What you have to do: Without including any images, repeat the data exactly.

^^^^

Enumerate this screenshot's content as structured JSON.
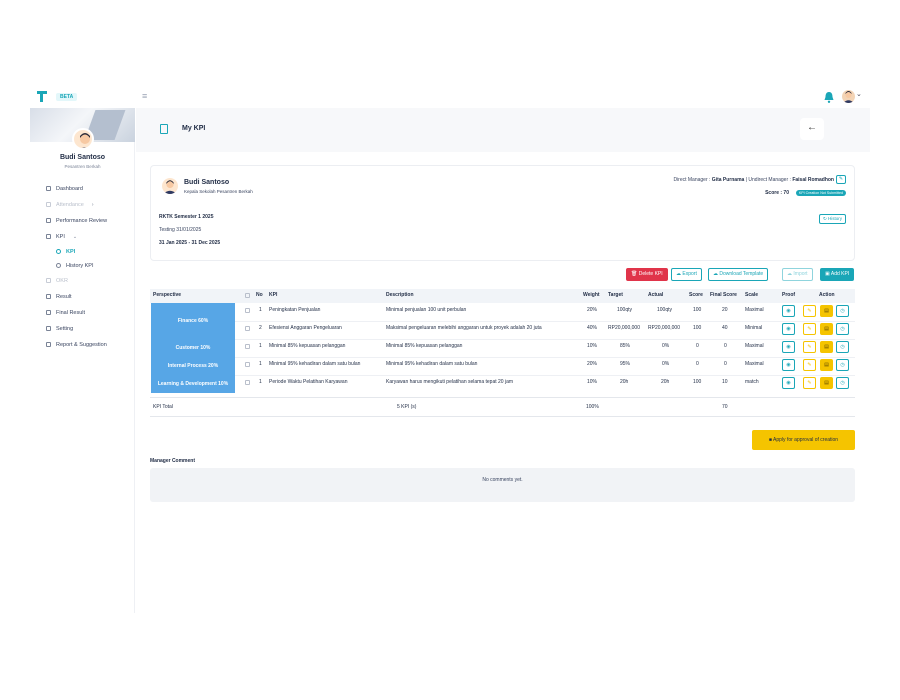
{
  "brand": {
    "label": "BETA"
  },
  "sidebar": {
    "user_name": "Budi Santoso",
    "user_org": "Pesantren Berkah",
    "items": [
      {
        "label": "Dashboard",
        "state": "normal"
      },
      {
        "label": "Attendance",
        "state": "disabled"
      },
      {
        "label": "Performance Review",
        "state": "normal"
      },
      {
        "label": "KPI",
        "state": "normal"
      },
      {
        "label": "KPI",
        "state": "active-sub"
      },
      {
        "label": "History KPI",
        "state": "sub"
      },
      {
        "label": "OKR",
        "state": "disabled"
      },
      {
        "label": "Result",
        "state": "normal"
      },
      {
        "label": "Final Result",
        "state": "normal"
      },
      {
        "label": "Setting",
        "state": "normal"
      },
      {
        "label": "Report & Suggestion",
        "state": "normal"
      }
    ]
  },
  "header": {
    "title": "My KPI",
    "back_icon": "arrow-left-icon"
  },
  "employee": {
    "name": "Budi Santoso",
    "role": "Kepala Sekolah Pesantren Berkah",
    "direct_manager_label": "Direct Manager :",
    "direct_manager": "Gita Purnama",
    "indirect_manager_label": "| Undirect Manager :",
    "indirect_manager": "Faisal Romadhon",
    "score_label": "Score : 70",
    "status": "KPI Creation Not Submitted",
    "period_title": "RKTK Semester 1 2025",
    "period_sub": "Testing 31/01/2025",
    "period_range": "31 Jan 2025 - 31 Dec 2025",
    "history_label": "History"
  },
  "actions": {
    "delete": "Delete KPI",
    "export": "Export",
    "download": "Download Template",
    "import": "Import",
    "add": "Add KPI"
  },
  "table": {
    "headers": {
      "perspective": "Perspective",
      "no": "No",
      "kpi": "KPI",
      "description": "Description",
      "weight": "Weight",
      "target": "Target",
      "actual": "Actual",
      "score": "Score",
      "final_score": "Final Score",
      "scale": "Scale",
      "proof": "Proof",
      "action": "Action"
    },
    "perspectives": [
      {
        "label": "Finance 60%"
      },
      {
        "label": "Customer 10%"
      },
      {
        "label": "Internal Process 20%"
      },
      {
        "label": "Learning & Development 10%"
      }
    ],
    "rows": [
      {
        "no": "1",
        "kpi": "Peningkatan Penjualan",
        "description": "Minimal penjualan 100 unit perbulan",
        "weight": "20%",
        "target": "100qty",
        "actual": "100qty",
        "score": "100",
        "final_score": "20",
        "scale": "Maximal"
      },
      {
        "no": "2",
        "kpi": "Efesiensi Anggaran Pengeluaran",
        "description": "Maksimal pengeluaran melebihi anggaran untuk proyek adalah 20 juta",
        "weight": "40%",
        "target": "RP20,000,000",
        "actual": "RP20,000,000",
        "score": "100",
        "final_score": "40",
        "scale": "Minimal"
      },
      {
        "no": "1",
        "kpi": "Minimal 85% kepuasan pelanggan",
        "description": "Minimal 85% kepuasan pelanggan",
        "weight": "10%",
        "target": "85%",
        "actual": "0%",
        "score": "0",
        "final_score": "0",
        "scale": "Maximal"
      },
      {
        "no": "1",
        "kpi": "Minimal 95% kehadiran dalam satu bulan",
        "description": "Minimal 95% kehadiran dalam satu bulan",
        "weight": "20%",
        "target": "95%",
        "actual": "0%",
        "score": "0",
        "final_score": "0",
        "scale": "Maximal"
      },
      {
        "no": "1",
        "kpi": "Periode Waktu Pelatihan Karyawan",
        "description": "Karyawan harus mengikuti pelatihan selama tepat 20 jam",
        "weight": "10%",
        "target": "20h",
        "actual": "20h",
        "score": "100",
        "final_score": "10",
        "scale": "match"
      }
    ],
    "total": {
      "label": "KPI Total",
      "count": "5 KPI (s)",
      "weight": "100%",
      "final_score": "70"
    }
  },
  "apply_label": "Apply for approval of creation",
  "comment": {
    "title": "Manager Comment",
    "empty": "No comments yet."
  },
  "colors": {
    "accent": "#1aa6b7",
    "perspective": "#57a6e6",
    "warning": "#f5c400",
    "danger": "#e0344a"
  }
}
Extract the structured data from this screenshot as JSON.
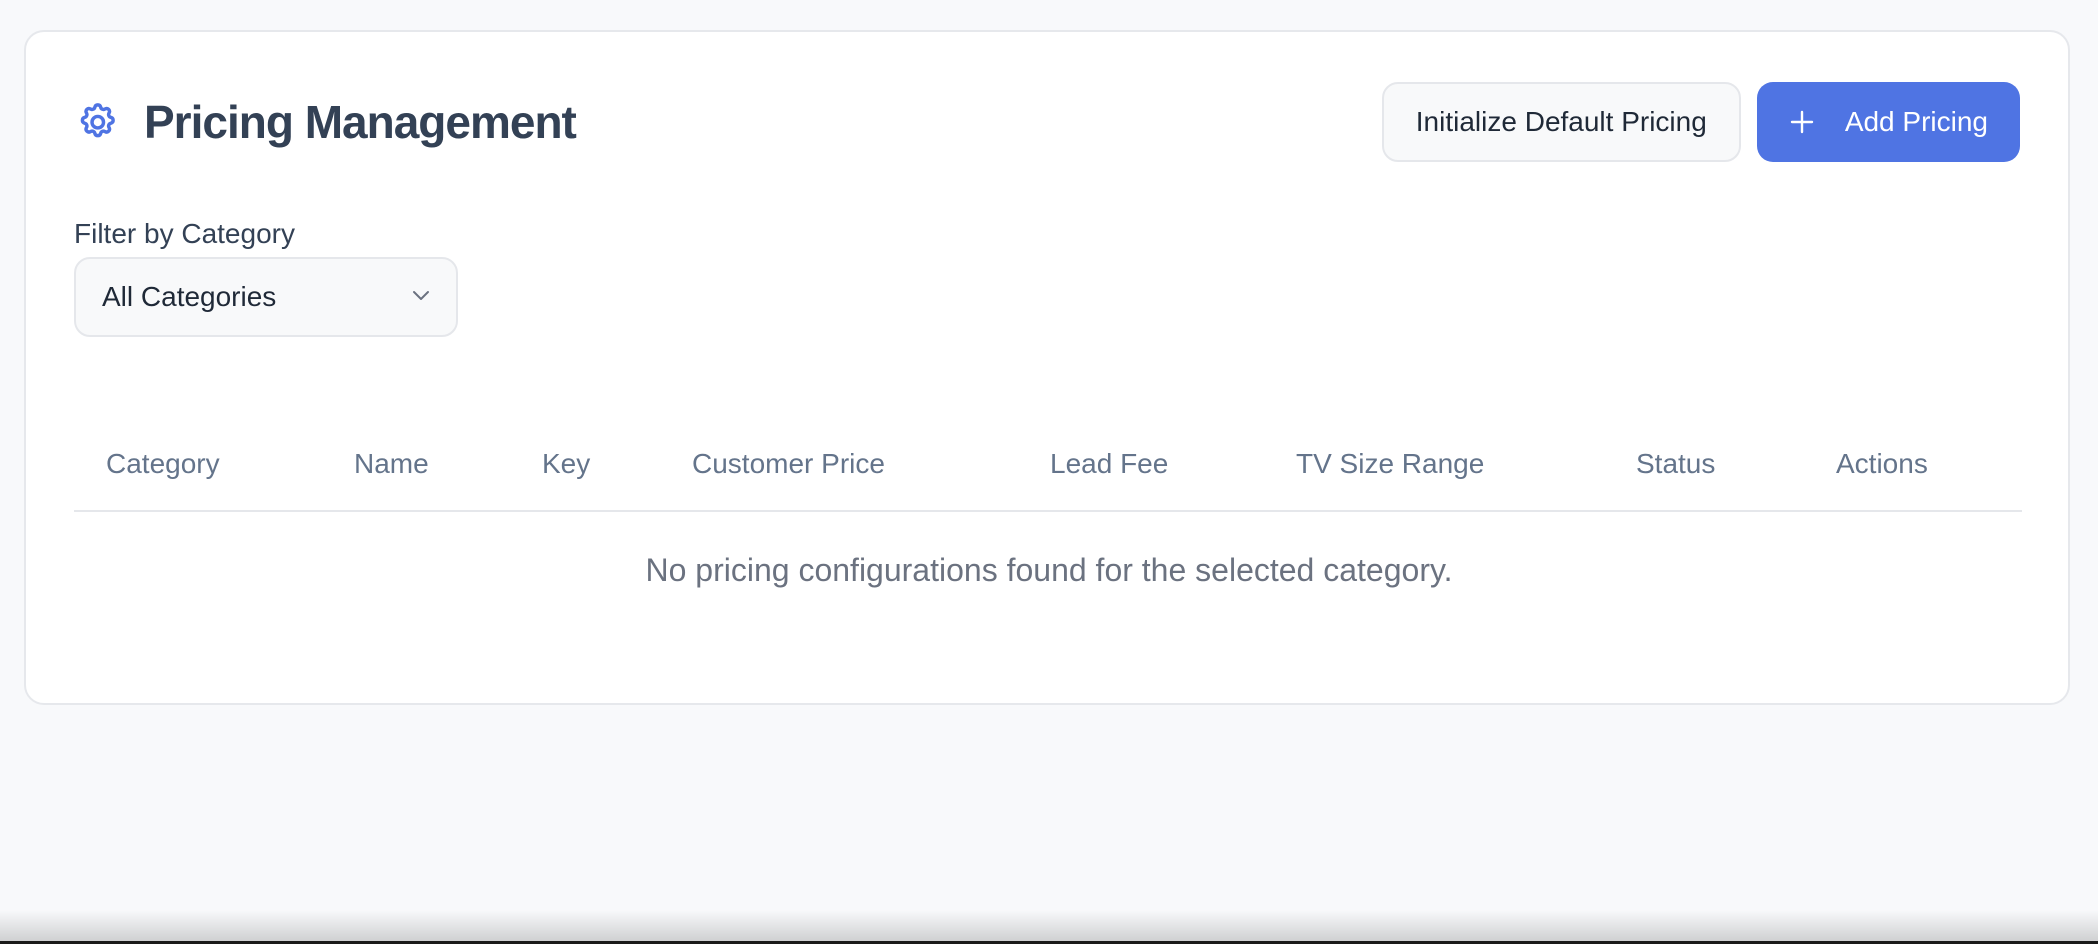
{
  "header": {
    "title": "Pricing Management",
    "icon": "gear-icon",
    "init_button_label": "Initialize Default Pricing",
    "add_button_label": "Add Pricing",
    "add_button_icon": "plus-icon"
  },
  "filter": {
    "label": "Filter by Category",
    "selected": "All Categories",
    "icon": "chevron-down-icon"
  },
  "table": {
    "columns": [
      "Category",
      "Name",
      "Key",
      "Customer Price",
      "Lead Fee",
      "TV Size Range",
      "Status",
      "Actions"
    ],
    "empty_message": "No pricing configurations found for the selected category."
  },
  "colors": {
    "accent": "#4f74e3",
    "background": "#f8f9fb",
    "card": "#ffffff",
    "title": "#334155",
    "muted": "#64748b"
  }
}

^^^^

Correct answer:
Enumerate this screenshot's content as structured JSON.
{
  "brand": {
    "label": "BETA"
  },
  "sidebar": {
    "user_name": "Budi Santoso",
    "user_org": "Pesantren Berkah",
    "items": [
      {
        "label": "Dashboard",
        "state": "normal"
      },
      {
        "label": "Attendance",
        "state": "disabled"
      },
      {
        "label": "Performance Review",
        "state": "normal"
      },
      {
        "label": "KPI",
        "state": "normal"
      },
      {
        "label": "KPI",
        "state": "active-sub"
      },
      {
        "label": "History KPI",
        "state": "sub"
      },
      {
        "label": "OKR",
        "state": "disabled"
      },
      {
        "label": "Result",
        "state": "normal"
      },
      {
        "label": "Final Result",
        "state": "normal"
      },
      {
        "label": "Setting",
        "state": "normal"
      },
      {
        "label": "Report & Suggestion",
        "state": "normal"
      }
    ]
  },
  "header": {
    "title": "My KPI",
    "back_icon": "arrow-left-icon"
  },
  "employee": {
    "name": "Budi Santoso",
    "role": "Kepala Sekolah Pesantren Berkah",
    "direct_manager_label": "Direct Manager :",
    "direct_manager": "Gita Purnama",
    "indirect_manager_label": "| Undirect Manager :",
    "indirect_manager": "Faisal Romadhon",
    "score_label": "Score : 70",
    "status": "KPI Creation Not Submitted",
    "period_title": "RKTK Semester 1 2025",
    "period_sub": "Testing 31/01/2025",
    "period_range": "31 Jan 2025 - 31 Dec 2025",
    "history_label": "History"
  },
  "actions": {
    "delete": "Delete KPI",
    "export": "Export",
    "download": "Download Template",
    "import": "Import",
    "add": "Add KPI"
  },
  "table": {
    "headers": {
      "perspective": "Perspective",
      "no": "No",
      "kpi": "KPI",
      "description": "Description",
      "weight": "Weight",
      "target": "Target",
      "actual": "Actual",
      "score": "Score",
      "final_score": "Final Score",
      "scale": "Scale",
      "proof": "Proof",
      "action": "Action"
    },
    "perspectives": [
      {
        "label": "Finance 60%"
      },
      {
        "label": "Customer 10%"
      },
      {
        "label": "Internal Process 20%"
      },
      {
        "label": "Learning & Development 10%"
      }
    ],
    "rows": [
      {
        "no": "1",
        "kpi": "Peningkatan Penjualan",
        "description": "Minimal penjualan 100 unit perbulan",
        "weight": "20%",
        "target": "100qty",
        "actual": "100qty",
        "score": "100",
        "final_score": "20",
        "scale": "Maximal"
      },
      {
        "no": "2",
        "kpi": "Efesiensi Anggaran Pengeluaran",
        "description": "Maksimal pengeluaran melebihi anggaran untuk proyek adalah 20 juta",
        "weight": "40%",
        "target": "RP20,000,000",
        "actual": "RP20,000,000",
        "score": "100",
        "final_score": "40",
        "scale": "Minimal"
      },
      {
        "no": "1",
        "kpi": "Minimal 85% kepuasan pelanggan",
        "description": "Minimal 85% kepuasan pelanggan",
        "weight": "10%",
        "target": "85%",
        "actual": "0%",
        "score": "0",
        "final_score": "0",
        "scale": "Maximal"
      },
      {
        "no": "1",
        "kpi": "Minimal 95% kehadiran dalam satu bulan",
        "description": "Minimal 95% kehadiran dalam satu bulan",
        "weight": "20%",
        "target": "95%",
        "actual": "0%",
        "score": "0",
        "final_score": "0",
        "scale": "Maximal"
      },
      {
        "no": "1",
        "kpi": "Periode Waktu Pelatihan Karyawan",
        "description": "Karyawan harus mengikuti pelatihan selama tepat 20 jam",
        "weight": "10%",
        "target": "20h",
        "actual": "20h",
        "score": "100",
        "final_score": "10",
        "scale": "match"
      }
    ],
    "total": {
      "label": "KPI Total",
      "count": "5 KPI (s)",
      "weight": "100%",
      "final_score": "70"
    }
  },
  "apply_label": "Apply for approval of creation",
  "comment": {
    "title": "Manager Comment",
    "empty": "No comments yet."
  },
  "colors": {
    "accent": "#1aa6b7",
    "perspective": "#57a6e6",
    "warning": "#f5c400",
    "danger": "#e0344a"
  }
}
Extract the structured data from this screenshot as JSON.
{
  "header": {
    "title": "Pricing Management",
    "icon": "gear-icon",
    "init_button_label": "Initialize Default Pricing",
    "add_button_label": "Add Pricing",
    "add_button_icon": "plus-icon"
  },
  "filter": {
    "label": "Filter by Category",
    "selected": "All Categories",
    "icon": "chevron-down-icon"
  },
  "table": {
    "columns": [
      "Category",
      "Name",
      "Key",
      "Customer Price",
      "Lead Fee",
      "TV Size Range",
      "Status",
      "Actions"
    ],
    "empty_message": "No pricing configurations found for the selected category."
  },
  "colors": {
    "accent": "#4f74e3",
    "background": "#f8f9fb",
    "card": "#ffffff",
    "title": "#334155",
    "muted": "#64748b"
  }
}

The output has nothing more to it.